- **Dataset items**
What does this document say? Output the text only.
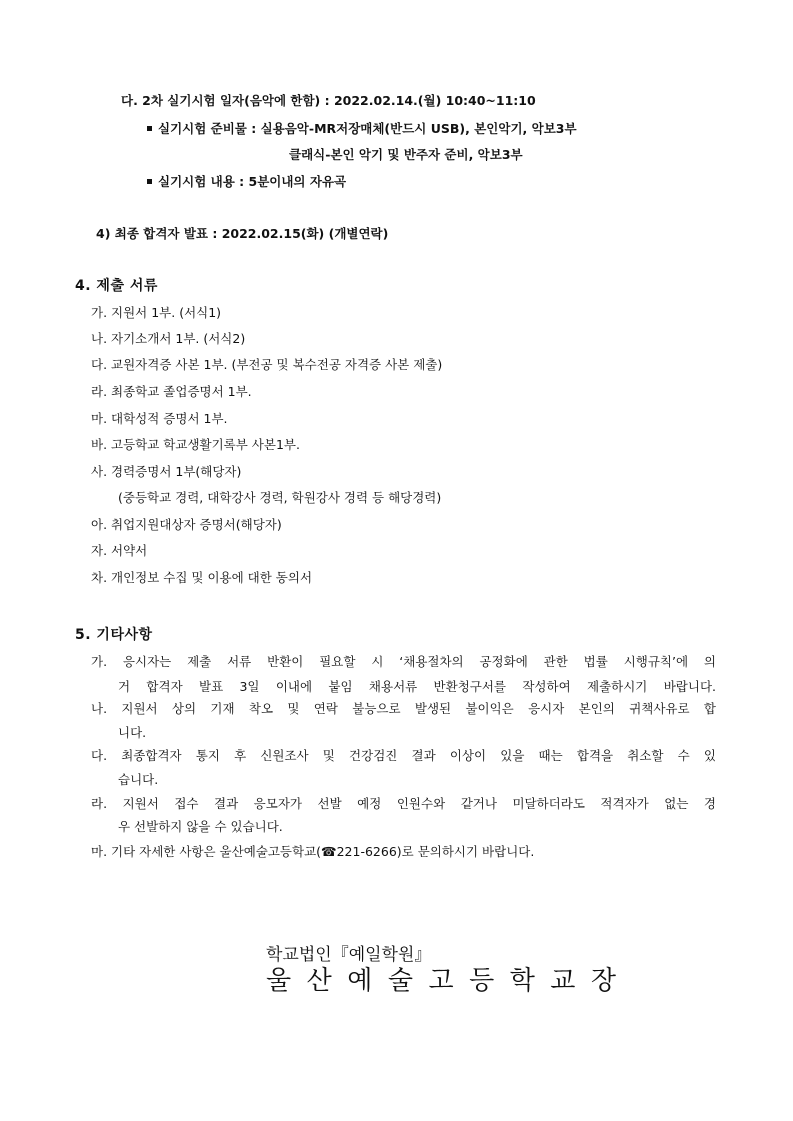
다. 2차 실기시험 일자(음악에 한함) : 2022.02.14.(월) 10:40~11:10
실기시험 준비물 : 실용음악-MR저장매체(반드시 USB), 본인악기, 악보3부
클래식-본인 악기 및 반주자 준비, 악보3부
실기시험 내용 : 5분이내의 자유곡
4) 최종 합격자 발표 : 2022.02.15(화) (개별연락)
4. 제출 서류
가. 지원서 1부. (서식1)
나. 자기소개서 1부. (서식2)
다. 교원자격증 사본 1부. (부전공 및 복수전공 자격증 사본 제출)
라. 최종학교 졸업증명서 1부.
마. 대학성적 증명서 1부.
바. 고등학교 학교생활기록부 사본1부.
사. 경력증명서 1부(해당자)
(중등학교 경력, 대학강사 경력, 학원강사 경력 등 해당경력)
아. 취업지원대상자 증명서(해당자)
자. 서약서
차. 개인정보 수집 및 이용에 대한 동의서
5. 기타사항
가. 응시자는 제출 서류 반환이 필요할 시 ‘채용절차의 공정화에 관한 법률 시행규칙’에 의
거 합격자 발표 3일 이내에 붙임 채용서류 반환청구서를 작성하여 제출하시기 바랍니다.
나. 지원서 상의 기재 착오 및 연락 불능으로 발생된 불이익은 응시자 본인의 귀책사유로 합
니다.
다. 최종합격자 통지 후 신원조사 및 건강검진 결과 이상이 있을 때는 합격을 취소할 수 있
습니다.
라. 지원서 접수 결과 응모자가 선발 예정 인원수와 같거나 미달하더라도 적격자가 없는 경
우 선발하지 않을 수 있습니다.
마. 기타 자세한 사항은 울산예술고등학교(☎221-6266)로 문의하시기 바랍니다.
학교법인『예일학원』
울산예술고등학교장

- **Exercise description**
Write the listing out a second time exactly, dropping all images.

- **Finished answer**
What does this document say? Output the text only.
다. 2차 실기시험 일자(음악에 한함) : 2022.02.14.(월) 10:40~11:10
실기시험 준비물 : 실용음악-MR저장매체(반드시 USB), 본인악기, 악보3부
클래식-본인 악기 및 반주자 준비, 악보3부
실기시험 내용 : 5분이내의 자유곡
4) 최종 합격자 발표 : 2022.02.15(화) (개별연락)
4. 제출 서류
가. 지원서 1부. (서식1)
나. 자기소개서 1부. (서식2)
다. 교원자격증 사본 1부. (부전공 및 복수전공 자격증 사본 제출)
라. 최종학교 졸업증명서 1부.
마. 대학성적 증명서 1부.
바. 고등학교 학교생활기록부 사본1부.
사. 경력증명서 1부(해당자)
(중등학교 경력, 대학강사 경력, 학원강사 경력 등 해당경력)
아. 취업지원대상자 증명서(해당자)
자. 서약서
차. 개인정보 수집 및 이용에 대한 동의서
5. 기타사항
가. 응시자는 제출 서류 반환이 필요할 시 ‘채용절차의 공정화에 관한 법률 시행규칙’에 의
거 합격자 발표 3일 이내에 붙임 채용서류 반환청구서를 작성하여 제출하시기 바랍니다.
나. 지원서 상의 기재 착오 및 연락 불능으로 발생된 불이익은 응시자 본인의 귀책사유로 합
니다.
다. 최종합격자 통지 후 신원조사 및 건강검진 결과 이상이 있을 때는 합격을 취소할 수 있
습니다.
라. 지원서 접수 결과 응모자가 선발 예정 인원수와 같거나 미달하더라도 적격자가 없는 경
우 선발하지 않을 수 있습니다.
마. 기타 자세한 사항은 울산예술고등학교(☎221-6266)로 문의하시기 바랍니다.
학교법인『예일학원』
울산예술고등학교장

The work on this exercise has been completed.